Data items
········

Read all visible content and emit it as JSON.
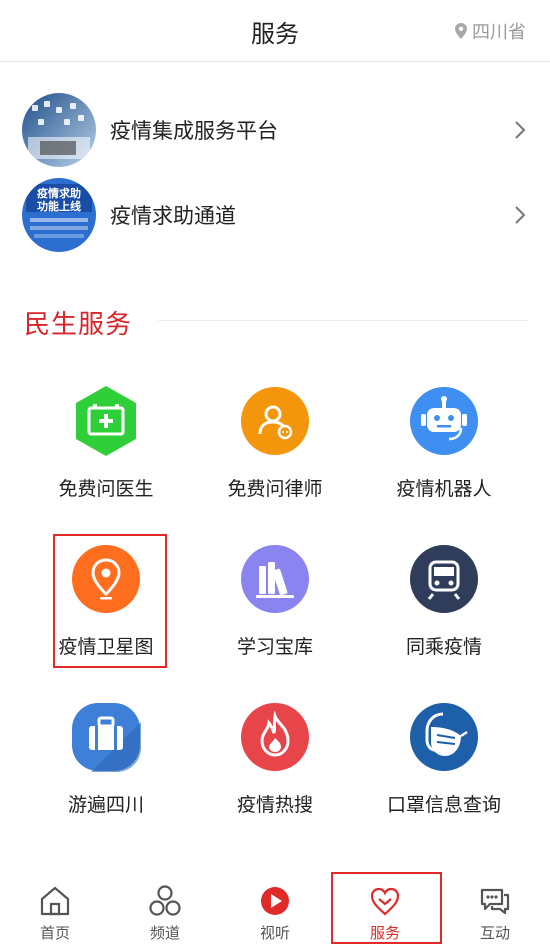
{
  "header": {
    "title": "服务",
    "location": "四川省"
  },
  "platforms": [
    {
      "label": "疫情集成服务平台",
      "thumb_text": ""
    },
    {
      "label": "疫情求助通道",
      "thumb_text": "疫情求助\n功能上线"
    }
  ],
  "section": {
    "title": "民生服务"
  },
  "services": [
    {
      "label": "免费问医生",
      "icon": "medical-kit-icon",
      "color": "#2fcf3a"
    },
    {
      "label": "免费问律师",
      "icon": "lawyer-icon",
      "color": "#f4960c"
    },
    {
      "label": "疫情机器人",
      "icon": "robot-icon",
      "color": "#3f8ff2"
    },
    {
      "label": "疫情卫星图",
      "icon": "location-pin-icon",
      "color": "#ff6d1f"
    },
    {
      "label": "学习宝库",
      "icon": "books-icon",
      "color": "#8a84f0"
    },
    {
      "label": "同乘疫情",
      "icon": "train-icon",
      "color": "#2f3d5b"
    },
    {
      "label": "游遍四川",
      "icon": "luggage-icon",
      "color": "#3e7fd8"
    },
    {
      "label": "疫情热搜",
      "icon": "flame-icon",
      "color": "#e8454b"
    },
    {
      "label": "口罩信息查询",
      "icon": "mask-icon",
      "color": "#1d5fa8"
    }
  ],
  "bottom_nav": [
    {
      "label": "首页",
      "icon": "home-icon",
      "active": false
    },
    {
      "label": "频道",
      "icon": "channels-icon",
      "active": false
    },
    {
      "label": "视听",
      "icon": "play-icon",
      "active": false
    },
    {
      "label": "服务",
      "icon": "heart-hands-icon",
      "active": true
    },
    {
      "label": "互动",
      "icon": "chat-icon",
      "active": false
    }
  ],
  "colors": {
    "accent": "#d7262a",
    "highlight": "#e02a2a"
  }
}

········

TO DO:
Exclude the pictures. Write out the remaining data exactly.

FULL RESPONSE:
Read all visible content and emit it as JSON.
{
  "header": {
    "title": "服务",
    "location": "四川省"
  },
  "platforms": [
    {
      "label": "疫情集成服务平台",
      "thumb_text": ""
    },
    {
      "label": "疫情求助通道",
      "thumb_text": "疫情求助\n功能上线"
    }
  ],
  "section": {
    "title": "民生服务"
  },
  "services": [
    {
      "label": "免费问医生",
      "icon": "medical-kit-icon",
      "color": "#2fcf3a"
    },
    {
      "label": "免费问律师",
      "icon": "lawyer-icon",
      "color": "#f4960c"
    },
    {
      "label": "疫情机器人",
      "icon": "robot-icon",
      "color": "#3f8ff2"
    },
    {
      "label": "疫情卫星图",
      "icon": "location-pin-icon",
      "color": "#ff6d1f"
    },
    {
      "label": "学习宝库",
      "icon": "books-icon",
      "color": "#8a84f0"
    },
    {
      "label": "同乘疫情",
      "icon": "train-icon",
      "color": "#2f3d5b"
    },
    {
      "label": "游遍四川",
      "icon": "luggage-icon",
      "color": "#3e7fd8"
    },
    {
      "label": "疫情热搜",
      "icon": "flame-icon",
      "color": "#e8454b"
    },
    {
      "label": "口罩信息查询",
      "icon": "mask-icon",
      "color": "#1d5fa8"
    }
  ],
  "bottom_nav": [
    {
      "label": "首页",
      "icon": "home-icon",
      "active": false
    },
    {
      "label": "频道",
      "icon": "channels-icon",
      "active": false
    },
    {
      "label": "视听",
      "icon": "play-icon",
      "active": false
    },
    {
      "label": "服务",
      "icon": "heart-hands-icon",
      "active": true
    },
    {
      "label": "互动",
      "icon": "chat-icon",
      "active": false
    }
  ],
  "colors": {
    "accent": "#d7262a",
    "highlight": "#e02a2a"
  }
}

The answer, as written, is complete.